__WHAT TO PRODUCE__
In the listing below, find every line with the string "данных" and pull it out.

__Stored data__
────────────────
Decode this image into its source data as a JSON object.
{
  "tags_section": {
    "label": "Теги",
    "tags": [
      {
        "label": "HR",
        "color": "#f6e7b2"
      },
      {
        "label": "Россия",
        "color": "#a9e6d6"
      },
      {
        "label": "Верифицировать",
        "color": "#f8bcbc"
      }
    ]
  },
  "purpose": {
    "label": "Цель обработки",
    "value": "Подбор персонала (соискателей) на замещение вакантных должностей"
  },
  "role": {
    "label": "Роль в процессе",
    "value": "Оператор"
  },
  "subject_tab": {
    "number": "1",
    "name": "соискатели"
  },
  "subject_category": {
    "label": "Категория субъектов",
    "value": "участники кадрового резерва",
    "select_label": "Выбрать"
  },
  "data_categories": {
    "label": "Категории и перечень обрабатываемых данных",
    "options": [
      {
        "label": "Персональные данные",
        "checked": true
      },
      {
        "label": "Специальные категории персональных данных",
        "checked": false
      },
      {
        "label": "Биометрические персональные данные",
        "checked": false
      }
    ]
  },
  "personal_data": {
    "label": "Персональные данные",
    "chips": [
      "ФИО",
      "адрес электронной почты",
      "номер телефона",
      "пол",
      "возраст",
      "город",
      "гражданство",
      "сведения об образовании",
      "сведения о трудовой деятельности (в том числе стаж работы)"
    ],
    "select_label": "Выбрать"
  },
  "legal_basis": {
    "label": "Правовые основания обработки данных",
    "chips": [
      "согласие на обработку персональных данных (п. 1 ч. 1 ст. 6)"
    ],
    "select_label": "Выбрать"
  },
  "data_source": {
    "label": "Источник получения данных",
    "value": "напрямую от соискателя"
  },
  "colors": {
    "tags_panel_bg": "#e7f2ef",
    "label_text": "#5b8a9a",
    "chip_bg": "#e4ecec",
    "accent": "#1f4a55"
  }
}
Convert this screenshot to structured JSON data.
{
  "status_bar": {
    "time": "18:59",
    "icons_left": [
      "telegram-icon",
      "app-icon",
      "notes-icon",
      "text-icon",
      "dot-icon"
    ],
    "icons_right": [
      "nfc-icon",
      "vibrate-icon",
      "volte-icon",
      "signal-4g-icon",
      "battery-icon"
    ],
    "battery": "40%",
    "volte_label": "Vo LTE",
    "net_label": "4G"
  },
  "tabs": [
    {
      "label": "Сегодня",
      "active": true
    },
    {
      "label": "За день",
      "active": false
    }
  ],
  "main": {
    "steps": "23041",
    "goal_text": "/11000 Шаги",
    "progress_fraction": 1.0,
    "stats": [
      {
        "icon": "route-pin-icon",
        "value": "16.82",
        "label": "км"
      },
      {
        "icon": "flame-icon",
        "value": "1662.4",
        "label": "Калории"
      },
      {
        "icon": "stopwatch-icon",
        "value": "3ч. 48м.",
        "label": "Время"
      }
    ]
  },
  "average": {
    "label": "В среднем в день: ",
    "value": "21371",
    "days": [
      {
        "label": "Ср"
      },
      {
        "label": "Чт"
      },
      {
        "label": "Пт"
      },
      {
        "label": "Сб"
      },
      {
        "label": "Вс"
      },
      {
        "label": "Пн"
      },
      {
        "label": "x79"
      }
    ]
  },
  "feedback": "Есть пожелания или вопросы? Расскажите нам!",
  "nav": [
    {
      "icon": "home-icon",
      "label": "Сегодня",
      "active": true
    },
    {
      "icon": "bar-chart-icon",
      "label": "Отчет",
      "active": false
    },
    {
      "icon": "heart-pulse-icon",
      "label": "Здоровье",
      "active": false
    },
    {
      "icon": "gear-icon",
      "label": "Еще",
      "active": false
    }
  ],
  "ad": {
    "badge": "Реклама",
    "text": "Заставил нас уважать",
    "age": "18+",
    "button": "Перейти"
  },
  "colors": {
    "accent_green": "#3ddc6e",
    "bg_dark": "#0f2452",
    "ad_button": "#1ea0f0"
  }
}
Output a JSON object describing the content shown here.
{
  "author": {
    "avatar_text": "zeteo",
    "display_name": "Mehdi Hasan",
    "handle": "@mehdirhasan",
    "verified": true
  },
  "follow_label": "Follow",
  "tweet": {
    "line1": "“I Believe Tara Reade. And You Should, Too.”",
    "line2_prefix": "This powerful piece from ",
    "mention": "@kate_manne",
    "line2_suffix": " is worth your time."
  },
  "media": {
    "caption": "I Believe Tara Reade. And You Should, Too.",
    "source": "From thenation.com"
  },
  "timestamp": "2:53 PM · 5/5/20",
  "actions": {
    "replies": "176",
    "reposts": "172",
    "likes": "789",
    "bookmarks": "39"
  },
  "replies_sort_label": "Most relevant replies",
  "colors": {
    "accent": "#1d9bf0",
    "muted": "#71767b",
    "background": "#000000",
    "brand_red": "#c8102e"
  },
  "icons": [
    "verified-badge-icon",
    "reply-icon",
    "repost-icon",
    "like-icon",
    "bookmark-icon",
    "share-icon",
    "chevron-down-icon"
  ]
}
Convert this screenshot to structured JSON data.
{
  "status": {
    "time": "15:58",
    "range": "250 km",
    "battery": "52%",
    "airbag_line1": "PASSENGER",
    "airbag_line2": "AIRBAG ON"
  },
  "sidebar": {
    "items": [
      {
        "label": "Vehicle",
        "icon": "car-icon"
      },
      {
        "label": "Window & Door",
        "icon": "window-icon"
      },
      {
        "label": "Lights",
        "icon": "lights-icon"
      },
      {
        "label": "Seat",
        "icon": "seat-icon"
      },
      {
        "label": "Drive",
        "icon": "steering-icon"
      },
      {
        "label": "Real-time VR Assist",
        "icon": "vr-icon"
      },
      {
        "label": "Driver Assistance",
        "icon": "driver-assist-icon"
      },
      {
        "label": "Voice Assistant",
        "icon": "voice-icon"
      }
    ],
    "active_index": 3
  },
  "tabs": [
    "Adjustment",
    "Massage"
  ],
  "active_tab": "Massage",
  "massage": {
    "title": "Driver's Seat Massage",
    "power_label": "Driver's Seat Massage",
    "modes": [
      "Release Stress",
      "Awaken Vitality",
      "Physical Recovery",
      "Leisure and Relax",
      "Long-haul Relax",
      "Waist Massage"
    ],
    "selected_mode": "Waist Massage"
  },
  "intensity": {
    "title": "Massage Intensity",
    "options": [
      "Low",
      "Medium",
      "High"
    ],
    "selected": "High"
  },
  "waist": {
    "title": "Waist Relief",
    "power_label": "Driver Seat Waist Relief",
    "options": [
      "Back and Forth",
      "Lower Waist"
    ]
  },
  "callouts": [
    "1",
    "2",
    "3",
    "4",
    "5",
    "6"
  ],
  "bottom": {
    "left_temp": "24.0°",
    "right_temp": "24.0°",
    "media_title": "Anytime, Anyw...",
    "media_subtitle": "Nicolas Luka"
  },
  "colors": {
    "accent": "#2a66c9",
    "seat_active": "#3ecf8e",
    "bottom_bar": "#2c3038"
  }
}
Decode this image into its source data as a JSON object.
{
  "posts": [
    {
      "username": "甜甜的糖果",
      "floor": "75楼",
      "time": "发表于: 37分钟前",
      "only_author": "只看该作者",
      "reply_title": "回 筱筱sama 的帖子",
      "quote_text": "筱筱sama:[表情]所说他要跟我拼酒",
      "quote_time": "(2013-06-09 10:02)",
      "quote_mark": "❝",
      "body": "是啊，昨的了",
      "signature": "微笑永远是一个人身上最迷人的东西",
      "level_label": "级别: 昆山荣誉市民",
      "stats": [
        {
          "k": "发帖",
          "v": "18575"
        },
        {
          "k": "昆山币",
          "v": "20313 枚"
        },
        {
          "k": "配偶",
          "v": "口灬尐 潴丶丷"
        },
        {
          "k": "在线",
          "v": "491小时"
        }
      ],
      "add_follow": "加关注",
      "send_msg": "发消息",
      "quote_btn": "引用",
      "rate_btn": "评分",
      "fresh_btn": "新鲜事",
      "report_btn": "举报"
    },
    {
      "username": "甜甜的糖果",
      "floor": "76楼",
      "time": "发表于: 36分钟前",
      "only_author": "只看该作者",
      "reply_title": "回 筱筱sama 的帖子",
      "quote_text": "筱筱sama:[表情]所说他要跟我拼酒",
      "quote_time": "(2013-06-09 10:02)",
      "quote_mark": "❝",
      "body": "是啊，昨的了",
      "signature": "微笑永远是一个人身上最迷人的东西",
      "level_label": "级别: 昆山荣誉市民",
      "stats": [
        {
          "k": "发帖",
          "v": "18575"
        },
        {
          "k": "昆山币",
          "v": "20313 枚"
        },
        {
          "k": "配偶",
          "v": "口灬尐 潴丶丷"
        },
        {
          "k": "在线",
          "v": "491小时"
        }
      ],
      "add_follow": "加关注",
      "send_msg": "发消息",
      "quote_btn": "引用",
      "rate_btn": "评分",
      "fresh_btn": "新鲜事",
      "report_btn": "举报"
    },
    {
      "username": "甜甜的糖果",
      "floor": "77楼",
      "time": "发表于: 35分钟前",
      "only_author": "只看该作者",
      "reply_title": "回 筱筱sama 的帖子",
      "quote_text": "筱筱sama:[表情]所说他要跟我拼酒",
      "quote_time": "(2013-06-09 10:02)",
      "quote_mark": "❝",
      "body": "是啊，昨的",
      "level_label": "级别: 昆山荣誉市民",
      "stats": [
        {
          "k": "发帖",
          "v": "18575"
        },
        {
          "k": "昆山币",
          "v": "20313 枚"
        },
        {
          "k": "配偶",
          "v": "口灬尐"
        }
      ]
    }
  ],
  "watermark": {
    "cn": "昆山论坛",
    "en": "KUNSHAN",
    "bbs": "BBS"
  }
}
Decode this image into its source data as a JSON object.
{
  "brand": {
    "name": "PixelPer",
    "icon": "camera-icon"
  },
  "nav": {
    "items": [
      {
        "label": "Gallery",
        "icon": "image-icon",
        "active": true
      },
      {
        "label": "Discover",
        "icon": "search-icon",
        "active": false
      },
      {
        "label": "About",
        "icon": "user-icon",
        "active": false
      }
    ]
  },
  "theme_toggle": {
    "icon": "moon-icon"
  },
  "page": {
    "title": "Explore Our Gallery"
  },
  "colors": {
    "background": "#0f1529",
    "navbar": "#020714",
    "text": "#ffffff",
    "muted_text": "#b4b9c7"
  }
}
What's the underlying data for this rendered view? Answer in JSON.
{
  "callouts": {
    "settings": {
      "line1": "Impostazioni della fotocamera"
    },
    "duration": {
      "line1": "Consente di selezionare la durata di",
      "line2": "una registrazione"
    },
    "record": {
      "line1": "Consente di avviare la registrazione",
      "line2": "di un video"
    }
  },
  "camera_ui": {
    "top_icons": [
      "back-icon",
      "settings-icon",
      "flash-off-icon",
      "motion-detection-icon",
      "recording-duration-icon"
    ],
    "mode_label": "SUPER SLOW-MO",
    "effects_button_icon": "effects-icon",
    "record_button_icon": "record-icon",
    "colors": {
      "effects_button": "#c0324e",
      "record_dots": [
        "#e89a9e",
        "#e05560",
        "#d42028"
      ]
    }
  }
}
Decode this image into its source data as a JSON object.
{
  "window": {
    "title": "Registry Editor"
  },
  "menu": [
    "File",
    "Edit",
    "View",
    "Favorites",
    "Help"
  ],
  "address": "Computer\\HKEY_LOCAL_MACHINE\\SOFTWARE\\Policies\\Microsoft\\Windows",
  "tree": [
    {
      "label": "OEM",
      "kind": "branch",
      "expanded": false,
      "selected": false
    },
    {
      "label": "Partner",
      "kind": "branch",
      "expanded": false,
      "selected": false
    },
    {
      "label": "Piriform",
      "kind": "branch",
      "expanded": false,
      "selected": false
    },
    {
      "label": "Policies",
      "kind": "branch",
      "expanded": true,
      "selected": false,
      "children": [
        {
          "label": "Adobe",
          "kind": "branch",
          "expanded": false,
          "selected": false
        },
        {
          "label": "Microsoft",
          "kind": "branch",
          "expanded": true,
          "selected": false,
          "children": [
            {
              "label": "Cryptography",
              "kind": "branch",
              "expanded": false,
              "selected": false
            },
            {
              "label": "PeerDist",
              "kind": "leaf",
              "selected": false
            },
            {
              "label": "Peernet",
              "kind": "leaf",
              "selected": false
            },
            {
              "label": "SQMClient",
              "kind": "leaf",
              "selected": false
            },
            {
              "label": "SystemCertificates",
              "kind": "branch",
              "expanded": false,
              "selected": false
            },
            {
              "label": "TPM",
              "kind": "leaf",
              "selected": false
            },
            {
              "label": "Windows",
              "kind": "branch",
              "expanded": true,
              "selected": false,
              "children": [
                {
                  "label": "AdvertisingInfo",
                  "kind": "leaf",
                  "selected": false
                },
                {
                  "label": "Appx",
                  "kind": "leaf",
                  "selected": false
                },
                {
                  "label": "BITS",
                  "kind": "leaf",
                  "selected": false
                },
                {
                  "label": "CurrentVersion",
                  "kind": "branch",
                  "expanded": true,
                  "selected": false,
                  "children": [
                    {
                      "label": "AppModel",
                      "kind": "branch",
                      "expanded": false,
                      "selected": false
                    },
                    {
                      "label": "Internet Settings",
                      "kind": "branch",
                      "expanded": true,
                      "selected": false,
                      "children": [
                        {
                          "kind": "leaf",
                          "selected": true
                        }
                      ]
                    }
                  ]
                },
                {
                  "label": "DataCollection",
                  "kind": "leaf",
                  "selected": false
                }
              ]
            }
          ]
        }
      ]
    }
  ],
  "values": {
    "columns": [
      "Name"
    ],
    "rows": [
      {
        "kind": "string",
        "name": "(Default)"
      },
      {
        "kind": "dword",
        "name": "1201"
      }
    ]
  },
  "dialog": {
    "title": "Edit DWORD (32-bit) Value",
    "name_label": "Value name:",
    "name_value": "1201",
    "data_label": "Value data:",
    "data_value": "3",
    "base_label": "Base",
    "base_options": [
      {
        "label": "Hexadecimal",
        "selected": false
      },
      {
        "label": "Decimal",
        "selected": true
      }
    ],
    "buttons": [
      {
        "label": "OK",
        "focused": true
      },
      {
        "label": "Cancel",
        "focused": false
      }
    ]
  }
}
────────────────
__EXERCISE RESULT__
    "label": "Категории и перечень обрабатываемых данных",
        "label": "Специальные категории персональных данных",
    "label": "Правовые основания обработки данных",
      "согласие на обработку персональных данных (п. 1 ч. 1 ст. 6)"
    "label": "Источник получения данных",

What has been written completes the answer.